■ Task brief: Among the lines below, list those containing the string "March".

■ Task material:

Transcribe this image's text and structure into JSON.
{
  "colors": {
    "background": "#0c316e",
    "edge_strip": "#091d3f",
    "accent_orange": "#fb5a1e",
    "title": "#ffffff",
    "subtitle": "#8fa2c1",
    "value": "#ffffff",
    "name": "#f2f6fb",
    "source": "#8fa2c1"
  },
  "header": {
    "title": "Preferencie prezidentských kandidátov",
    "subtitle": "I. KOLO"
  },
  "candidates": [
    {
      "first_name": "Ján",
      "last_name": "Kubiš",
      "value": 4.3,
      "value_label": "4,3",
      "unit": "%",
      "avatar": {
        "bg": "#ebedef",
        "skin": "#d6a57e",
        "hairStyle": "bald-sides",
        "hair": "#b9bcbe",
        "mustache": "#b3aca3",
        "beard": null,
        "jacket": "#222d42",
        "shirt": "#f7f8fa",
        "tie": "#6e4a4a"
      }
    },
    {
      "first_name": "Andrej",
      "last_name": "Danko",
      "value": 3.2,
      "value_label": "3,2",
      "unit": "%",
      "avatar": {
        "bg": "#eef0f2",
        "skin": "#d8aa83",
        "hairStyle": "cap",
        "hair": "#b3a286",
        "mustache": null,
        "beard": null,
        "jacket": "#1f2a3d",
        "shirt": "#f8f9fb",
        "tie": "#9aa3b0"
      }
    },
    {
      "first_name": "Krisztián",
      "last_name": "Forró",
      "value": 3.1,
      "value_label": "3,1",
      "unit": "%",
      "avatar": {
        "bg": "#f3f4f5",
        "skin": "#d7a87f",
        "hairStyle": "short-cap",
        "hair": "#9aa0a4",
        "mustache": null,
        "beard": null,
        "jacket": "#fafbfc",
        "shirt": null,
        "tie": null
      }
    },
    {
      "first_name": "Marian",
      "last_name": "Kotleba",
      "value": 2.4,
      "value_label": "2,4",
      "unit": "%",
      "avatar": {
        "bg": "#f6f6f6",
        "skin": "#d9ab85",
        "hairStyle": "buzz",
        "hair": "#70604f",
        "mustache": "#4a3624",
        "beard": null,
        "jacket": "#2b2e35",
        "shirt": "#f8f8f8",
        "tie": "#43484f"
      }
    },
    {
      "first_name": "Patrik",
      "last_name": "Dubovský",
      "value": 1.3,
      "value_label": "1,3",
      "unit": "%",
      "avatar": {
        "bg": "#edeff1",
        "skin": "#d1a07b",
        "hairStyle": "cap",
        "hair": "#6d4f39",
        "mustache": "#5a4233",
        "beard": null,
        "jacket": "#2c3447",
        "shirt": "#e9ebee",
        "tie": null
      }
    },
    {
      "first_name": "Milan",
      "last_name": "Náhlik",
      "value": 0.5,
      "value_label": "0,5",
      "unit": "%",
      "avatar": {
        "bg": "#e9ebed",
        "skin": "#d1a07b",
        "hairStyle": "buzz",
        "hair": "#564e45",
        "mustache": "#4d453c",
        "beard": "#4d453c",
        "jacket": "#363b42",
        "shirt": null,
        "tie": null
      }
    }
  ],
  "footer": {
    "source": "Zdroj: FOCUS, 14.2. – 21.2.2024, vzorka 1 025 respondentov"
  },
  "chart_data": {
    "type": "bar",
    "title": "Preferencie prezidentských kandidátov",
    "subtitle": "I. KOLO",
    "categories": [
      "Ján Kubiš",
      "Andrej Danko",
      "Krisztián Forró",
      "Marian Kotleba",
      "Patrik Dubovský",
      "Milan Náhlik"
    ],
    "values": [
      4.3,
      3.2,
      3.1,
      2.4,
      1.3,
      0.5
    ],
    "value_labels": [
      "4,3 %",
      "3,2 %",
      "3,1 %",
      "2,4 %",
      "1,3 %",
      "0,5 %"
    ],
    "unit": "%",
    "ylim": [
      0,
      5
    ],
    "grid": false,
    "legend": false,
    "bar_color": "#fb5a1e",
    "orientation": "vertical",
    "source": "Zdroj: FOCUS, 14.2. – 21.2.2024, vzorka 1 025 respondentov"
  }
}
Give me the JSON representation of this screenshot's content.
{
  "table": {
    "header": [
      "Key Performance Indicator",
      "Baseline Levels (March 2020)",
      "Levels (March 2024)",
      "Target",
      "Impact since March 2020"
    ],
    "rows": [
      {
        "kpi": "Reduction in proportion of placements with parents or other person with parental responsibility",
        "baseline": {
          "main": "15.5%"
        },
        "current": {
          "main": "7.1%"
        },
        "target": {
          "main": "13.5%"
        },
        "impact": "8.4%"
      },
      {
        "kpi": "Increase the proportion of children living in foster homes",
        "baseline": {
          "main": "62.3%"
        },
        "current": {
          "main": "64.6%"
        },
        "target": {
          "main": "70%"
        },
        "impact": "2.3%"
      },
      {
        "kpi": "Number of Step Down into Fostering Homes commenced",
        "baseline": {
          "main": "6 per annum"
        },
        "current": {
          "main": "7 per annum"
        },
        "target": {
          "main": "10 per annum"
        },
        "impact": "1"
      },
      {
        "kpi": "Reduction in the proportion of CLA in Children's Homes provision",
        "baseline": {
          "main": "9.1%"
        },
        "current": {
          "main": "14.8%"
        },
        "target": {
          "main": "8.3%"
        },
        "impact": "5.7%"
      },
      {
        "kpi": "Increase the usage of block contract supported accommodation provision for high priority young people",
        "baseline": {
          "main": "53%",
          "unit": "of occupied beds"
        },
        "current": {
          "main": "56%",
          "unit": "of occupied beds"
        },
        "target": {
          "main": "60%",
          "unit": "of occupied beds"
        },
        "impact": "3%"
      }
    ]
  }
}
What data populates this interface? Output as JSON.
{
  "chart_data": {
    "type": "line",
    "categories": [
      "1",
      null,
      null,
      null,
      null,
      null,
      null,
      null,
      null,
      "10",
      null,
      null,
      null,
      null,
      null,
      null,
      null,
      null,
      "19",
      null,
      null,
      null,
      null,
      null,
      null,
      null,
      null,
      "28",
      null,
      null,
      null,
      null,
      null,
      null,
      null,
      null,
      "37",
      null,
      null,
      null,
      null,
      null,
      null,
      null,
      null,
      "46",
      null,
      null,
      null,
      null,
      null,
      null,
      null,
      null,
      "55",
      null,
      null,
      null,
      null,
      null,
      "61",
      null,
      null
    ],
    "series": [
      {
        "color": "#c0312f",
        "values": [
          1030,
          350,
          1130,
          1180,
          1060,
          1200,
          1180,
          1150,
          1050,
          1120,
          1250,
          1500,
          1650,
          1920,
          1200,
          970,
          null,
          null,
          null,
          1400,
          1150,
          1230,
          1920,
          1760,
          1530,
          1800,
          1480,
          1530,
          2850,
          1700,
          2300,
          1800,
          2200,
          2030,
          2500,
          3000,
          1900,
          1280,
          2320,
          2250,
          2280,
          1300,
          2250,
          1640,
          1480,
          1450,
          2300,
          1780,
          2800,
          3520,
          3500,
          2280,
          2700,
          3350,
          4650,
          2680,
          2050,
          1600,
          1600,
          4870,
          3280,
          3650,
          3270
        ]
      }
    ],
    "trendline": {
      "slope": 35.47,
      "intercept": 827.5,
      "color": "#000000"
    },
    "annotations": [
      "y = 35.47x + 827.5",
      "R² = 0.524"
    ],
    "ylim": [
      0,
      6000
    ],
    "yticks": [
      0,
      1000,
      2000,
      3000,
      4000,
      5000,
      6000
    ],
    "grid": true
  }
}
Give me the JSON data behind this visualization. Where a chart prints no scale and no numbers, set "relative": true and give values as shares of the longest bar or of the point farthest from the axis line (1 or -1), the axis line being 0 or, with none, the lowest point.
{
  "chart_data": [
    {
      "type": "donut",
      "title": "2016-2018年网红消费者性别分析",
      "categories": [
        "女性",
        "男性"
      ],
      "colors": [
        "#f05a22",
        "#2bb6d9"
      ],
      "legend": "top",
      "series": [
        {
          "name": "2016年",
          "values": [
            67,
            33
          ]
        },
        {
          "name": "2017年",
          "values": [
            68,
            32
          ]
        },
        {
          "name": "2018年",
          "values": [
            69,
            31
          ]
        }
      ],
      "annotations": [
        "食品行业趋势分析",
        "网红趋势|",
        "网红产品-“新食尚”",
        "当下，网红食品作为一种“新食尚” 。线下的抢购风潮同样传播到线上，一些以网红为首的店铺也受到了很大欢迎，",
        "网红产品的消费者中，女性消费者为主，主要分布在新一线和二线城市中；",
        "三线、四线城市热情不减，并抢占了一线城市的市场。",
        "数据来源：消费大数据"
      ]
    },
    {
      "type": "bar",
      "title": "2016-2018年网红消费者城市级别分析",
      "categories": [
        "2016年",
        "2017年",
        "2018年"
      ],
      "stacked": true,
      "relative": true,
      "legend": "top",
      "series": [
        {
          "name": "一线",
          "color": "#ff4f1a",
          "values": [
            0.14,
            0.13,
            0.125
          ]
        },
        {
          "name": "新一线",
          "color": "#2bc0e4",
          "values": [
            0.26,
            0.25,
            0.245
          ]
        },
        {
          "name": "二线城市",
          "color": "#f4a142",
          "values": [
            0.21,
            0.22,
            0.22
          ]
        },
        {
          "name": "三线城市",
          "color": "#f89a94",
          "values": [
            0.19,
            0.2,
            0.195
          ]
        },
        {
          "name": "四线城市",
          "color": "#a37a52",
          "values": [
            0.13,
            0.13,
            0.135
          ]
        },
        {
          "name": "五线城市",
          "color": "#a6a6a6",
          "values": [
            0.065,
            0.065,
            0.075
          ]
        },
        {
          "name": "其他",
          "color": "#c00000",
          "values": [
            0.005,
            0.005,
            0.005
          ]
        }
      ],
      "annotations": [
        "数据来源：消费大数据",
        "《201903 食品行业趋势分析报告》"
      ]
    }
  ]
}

■ Exercise result:
      "Baseline Levels (March 2020)",
      "Levels (March 2024)",
      "Impact since March 2020"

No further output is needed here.